Your goal: Extract each line bearing the word "this".

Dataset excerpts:
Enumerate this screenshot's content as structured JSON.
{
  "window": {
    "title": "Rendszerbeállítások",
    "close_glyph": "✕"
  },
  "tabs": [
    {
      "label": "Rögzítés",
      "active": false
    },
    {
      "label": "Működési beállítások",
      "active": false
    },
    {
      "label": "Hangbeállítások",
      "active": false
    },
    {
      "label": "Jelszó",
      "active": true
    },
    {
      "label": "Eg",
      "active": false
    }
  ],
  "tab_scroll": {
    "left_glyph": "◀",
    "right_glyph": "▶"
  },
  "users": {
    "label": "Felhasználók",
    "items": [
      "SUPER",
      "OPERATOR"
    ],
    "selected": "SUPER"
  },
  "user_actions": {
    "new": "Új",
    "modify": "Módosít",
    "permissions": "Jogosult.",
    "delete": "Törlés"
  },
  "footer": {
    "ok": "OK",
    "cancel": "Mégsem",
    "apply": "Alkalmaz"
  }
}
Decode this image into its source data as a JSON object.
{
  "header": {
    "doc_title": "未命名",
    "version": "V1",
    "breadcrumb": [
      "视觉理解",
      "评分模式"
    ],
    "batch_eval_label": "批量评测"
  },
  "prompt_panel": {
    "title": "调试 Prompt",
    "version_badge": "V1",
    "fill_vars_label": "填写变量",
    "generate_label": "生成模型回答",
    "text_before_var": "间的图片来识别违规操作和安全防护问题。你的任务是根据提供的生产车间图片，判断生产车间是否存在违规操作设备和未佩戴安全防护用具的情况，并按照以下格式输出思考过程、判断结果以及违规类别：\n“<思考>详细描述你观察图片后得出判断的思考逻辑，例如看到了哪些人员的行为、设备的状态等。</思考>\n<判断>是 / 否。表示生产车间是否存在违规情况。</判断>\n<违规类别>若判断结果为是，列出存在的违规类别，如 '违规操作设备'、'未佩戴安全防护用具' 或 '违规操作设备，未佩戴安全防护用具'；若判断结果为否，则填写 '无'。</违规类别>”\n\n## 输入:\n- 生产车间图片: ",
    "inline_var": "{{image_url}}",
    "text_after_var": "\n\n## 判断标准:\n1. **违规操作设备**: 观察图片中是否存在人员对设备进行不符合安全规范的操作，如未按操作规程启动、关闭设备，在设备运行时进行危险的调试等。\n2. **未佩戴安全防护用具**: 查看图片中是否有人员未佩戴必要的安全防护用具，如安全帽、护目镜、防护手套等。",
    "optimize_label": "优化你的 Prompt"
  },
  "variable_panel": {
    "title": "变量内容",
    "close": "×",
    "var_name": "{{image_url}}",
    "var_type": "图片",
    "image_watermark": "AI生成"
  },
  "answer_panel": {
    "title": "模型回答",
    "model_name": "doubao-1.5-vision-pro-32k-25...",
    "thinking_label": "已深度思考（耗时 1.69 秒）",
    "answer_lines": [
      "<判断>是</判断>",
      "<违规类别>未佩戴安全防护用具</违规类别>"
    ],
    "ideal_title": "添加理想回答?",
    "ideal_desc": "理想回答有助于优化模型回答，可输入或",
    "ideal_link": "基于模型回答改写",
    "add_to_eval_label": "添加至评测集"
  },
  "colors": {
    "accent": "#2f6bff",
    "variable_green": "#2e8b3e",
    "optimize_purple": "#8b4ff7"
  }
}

Result:
Enumerate this screenshot's content as structured JSON.
Decode this image into its source data as a JSON object.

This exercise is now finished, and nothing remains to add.